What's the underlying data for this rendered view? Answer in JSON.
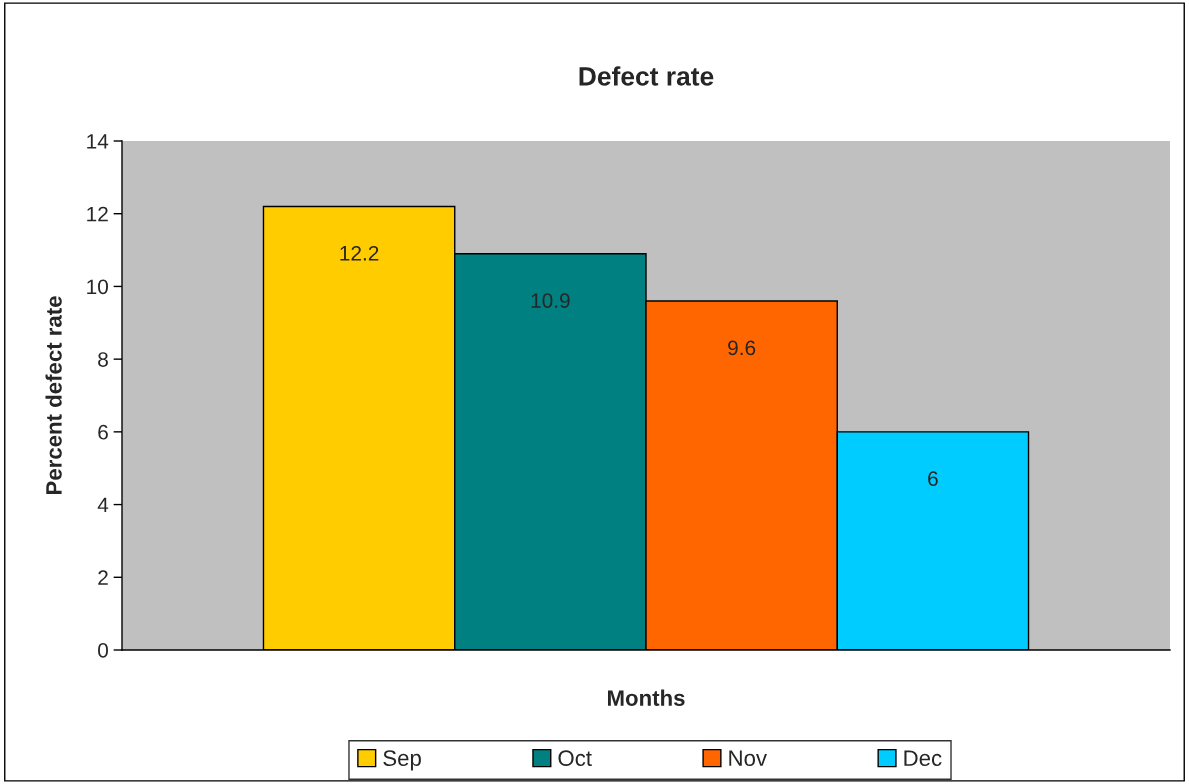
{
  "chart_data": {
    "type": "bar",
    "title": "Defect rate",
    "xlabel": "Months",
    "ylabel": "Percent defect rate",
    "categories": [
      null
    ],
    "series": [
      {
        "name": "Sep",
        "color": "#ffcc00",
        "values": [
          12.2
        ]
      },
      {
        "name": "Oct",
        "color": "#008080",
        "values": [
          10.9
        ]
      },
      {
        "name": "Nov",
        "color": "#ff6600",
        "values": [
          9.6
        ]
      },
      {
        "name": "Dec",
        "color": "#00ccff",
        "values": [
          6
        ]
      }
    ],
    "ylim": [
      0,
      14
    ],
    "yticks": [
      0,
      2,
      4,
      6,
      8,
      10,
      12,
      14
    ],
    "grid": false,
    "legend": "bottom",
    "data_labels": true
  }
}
◇ ◇ ◇ ◇ ◇
[Problem to solve]: Images should not appear in the copy; retype the listing above exactly.

[Completed task]:
What's the underlying data for this rendered view? Answer in JSON.
{
  "chart_data": {
    "type": "bar",
    "title": "Defect rate",
    "xlabel": "Months",
    "ylabel": "Percent defect rate",
    "categories": [
      null
    ],
    "series": [
      {
        "name": "Sep",
        "color": "#ffcc00",
        "values": [
          12.2
        ]
      },
      {
        "name": "Oct",
        "color": "#008080",
        "values": [
          10.9
        ]
      },
      {
        "name": "Nov",
        "color": "#ff6600",
        "values": [
          9.6
        ]
      },
      {
        "name": "Dec",
        "color": "#00ccff",
        "values": [
          6
        ]
      }
    ],
    "ylim": [
      0,
      14
    ],
    "yticks": [
      0,
      2,
      4,
      6,
      8,
      10,
      12,
      14
    ],
    "grid": false,
    "legend": "bottom",
    "data_labels": true
  }
}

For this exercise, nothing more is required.